ASSIGNED TASK – Repeat the listing below in full, exactly as it stands.

DATA TO USE –
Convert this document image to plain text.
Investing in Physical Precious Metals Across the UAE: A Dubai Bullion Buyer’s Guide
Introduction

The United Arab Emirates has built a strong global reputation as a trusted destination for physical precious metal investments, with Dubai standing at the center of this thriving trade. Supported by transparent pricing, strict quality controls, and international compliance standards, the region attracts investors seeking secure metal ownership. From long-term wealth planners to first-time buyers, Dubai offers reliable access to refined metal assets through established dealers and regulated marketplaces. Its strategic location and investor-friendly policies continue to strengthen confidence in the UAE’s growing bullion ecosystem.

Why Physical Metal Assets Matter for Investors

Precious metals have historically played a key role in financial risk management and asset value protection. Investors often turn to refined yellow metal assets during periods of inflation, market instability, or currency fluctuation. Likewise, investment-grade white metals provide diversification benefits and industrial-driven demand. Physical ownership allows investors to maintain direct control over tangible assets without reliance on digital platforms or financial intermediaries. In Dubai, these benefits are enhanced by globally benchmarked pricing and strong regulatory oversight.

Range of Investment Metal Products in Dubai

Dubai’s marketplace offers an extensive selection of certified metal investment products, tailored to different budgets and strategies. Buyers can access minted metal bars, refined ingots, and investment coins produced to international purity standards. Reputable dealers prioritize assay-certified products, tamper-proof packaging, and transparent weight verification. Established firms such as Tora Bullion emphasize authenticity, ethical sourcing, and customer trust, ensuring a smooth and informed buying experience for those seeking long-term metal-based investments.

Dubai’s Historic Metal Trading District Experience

SOLUTION FOR THIS PROBLEM –
Convert this document image to plain text.
Investing in Physical Precious Metals Across the UAE: A Dubai Bullion Buyer’s Guide
Introduction

The United Arab Emirates has built a strong global reputation as a trusted destination for physical precious metal investments, with Dubai standing at the center of this thriving trade. Supported by transparent pricing, strict quality controls, and international compliance standards, the region attracts investors seeking secure metal ownership. From long-term wealth planners to first-time buyers, Dubai offers reliable access to refined metal assets through established dealers and regulated marketplaces. Its strategic location and investor-friendly policies continue to strengthen confidence in the UAE’s growing bullion ecosystem.

Why Physical Metal Assets Matter for Investors

Precious metals have historically played a key role in financial risk management and asset value protection. Investors often turn to refined yellow metal assets during periods of inflation, market instability, or currency fluctuation. Likewise, investment-grade white metals provide diversification benefits and industrial-driven demand. Physical ownership allows investors to maintain direct control over tangible assets without reliance on digital platforms or financial intermediaries. In Dubai, these benefits are enhanced by globally benchmarked pricing and strong regulatory oversight.

Range of Investment Metal Products in Dubai

Dubai’s marketplace offers an extensive selection of certified metal investment products, tailored to different budgets and strategies. Buyers can access minted metal bars, refined ingots, and investment coins produced to international purity standards. Reputable dealers prioritize assay-certified products, tamper-proof packaging, and transparent weight verification. Established firms such as Tora Bullion emphasize authenticity, ethical sourcing, and customer trust, ensuring a smooth and informed buying experience for those seeking long-term metal-based investments.

Dubai’s Historic Metal Trading District Experience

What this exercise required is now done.